* [EXERCISE GOAL] Give the number of lines that include the word "دراهم", and nothing else.

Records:
★ ★ ★

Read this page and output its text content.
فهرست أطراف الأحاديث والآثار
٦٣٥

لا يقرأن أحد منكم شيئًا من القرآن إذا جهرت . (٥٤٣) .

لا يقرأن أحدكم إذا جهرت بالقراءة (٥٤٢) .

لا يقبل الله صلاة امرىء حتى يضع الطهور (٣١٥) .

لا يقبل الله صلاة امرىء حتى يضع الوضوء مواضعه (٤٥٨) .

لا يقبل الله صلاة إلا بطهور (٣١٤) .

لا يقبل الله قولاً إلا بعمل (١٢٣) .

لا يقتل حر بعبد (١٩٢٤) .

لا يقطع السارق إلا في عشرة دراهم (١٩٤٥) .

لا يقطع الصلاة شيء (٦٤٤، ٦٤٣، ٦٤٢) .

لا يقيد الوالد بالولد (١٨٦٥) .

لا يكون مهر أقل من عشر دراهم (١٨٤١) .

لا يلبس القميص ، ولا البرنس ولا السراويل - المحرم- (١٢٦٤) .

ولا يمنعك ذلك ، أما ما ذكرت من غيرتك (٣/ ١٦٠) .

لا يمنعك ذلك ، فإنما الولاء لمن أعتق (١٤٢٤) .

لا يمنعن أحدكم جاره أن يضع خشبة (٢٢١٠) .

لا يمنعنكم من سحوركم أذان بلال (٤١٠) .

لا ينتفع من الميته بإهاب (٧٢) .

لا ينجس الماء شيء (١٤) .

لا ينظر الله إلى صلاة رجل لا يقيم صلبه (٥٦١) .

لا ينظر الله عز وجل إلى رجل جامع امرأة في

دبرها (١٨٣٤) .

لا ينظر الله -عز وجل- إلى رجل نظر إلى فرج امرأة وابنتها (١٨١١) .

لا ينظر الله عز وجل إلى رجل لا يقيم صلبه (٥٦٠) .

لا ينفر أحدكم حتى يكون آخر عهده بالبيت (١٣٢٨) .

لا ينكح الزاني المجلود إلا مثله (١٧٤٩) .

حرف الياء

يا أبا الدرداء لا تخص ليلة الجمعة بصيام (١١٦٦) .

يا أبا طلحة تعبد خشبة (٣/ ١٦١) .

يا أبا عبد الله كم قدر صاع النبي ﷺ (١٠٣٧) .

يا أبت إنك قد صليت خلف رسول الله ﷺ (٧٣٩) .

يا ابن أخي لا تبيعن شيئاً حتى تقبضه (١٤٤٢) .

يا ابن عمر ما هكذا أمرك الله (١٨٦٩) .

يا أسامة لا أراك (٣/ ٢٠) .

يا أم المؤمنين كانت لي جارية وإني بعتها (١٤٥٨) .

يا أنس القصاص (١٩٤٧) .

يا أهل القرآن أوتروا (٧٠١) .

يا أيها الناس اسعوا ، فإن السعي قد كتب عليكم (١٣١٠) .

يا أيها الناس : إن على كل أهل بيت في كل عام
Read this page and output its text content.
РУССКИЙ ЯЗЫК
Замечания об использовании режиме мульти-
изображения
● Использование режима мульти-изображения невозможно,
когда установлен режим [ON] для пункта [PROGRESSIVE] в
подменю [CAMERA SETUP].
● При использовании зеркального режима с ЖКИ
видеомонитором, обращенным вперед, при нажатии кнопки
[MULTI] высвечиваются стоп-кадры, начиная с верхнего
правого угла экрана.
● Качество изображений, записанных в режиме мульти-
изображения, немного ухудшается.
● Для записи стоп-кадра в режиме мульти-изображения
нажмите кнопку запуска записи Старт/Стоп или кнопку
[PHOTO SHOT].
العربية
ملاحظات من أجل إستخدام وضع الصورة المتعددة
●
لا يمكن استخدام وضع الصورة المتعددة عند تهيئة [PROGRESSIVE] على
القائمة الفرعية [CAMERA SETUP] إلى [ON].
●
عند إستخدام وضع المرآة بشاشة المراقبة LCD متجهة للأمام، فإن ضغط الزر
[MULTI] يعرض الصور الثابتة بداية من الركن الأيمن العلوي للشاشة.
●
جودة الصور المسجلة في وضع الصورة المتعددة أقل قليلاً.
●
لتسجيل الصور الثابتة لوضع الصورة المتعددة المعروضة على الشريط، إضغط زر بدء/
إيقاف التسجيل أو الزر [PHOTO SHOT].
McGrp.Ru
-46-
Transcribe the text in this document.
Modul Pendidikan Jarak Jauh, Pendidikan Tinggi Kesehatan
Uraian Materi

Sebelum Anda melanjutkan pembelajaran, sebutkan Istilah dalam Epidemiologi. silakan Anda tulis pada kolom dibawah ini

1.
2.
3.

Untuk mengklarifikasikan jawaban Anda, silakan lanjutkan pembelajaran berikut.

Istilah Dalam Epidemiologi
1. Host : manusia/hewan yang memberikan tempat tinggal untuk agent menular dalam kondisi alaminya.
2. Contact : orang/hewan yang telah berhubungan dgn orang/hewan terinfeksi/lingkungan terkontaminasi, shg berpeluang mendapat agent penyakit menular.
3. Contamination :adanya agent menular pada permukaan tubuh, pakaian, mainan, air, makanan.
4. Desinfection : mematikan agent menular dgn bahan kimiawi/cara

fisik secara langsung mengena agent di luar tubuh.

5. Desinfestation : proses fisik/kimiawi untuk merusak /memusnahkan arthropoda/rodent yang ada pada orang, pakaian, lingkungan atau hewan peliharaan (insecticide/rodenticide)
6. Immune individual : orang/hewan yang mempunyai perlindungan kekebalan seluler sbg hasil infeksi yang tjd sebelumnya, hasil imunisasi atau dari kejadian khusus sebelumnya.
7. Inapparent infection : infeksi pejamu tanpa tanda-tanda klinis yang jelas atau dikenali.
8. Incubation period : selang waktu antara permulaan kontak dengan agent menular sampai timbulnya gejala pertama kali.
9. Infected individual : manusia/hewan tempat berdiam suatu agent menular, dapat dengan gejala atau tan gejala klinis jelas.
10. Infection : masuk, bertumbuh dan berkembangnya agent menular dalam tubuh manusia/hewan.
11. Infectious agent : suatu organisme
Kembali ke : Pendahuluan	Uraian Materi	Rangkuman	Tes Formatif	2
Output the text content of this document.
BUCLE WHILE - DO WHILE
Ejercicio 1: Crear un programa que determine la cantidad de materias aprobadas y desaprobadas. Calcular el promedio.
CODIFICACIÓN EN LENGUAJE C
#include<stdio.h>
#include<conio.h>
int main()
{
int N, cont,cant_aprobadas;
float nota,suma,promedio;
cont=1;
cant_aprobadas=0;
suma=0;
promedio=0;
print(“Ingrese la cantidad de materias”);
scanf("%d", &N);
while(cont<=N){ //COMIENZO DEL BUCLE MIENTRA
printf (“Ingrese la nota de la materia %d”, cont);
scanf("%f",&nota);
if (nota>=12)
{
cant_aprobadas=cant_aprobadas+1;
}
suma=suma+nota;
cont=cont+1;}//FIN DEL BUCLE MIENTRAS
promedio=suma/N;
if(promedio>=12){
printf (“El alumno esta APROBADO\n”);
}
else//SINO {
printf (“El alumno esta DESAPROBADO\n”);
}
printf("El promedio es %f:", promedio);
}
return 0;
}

★ ★ ★

* [FULL SOLUTION] 2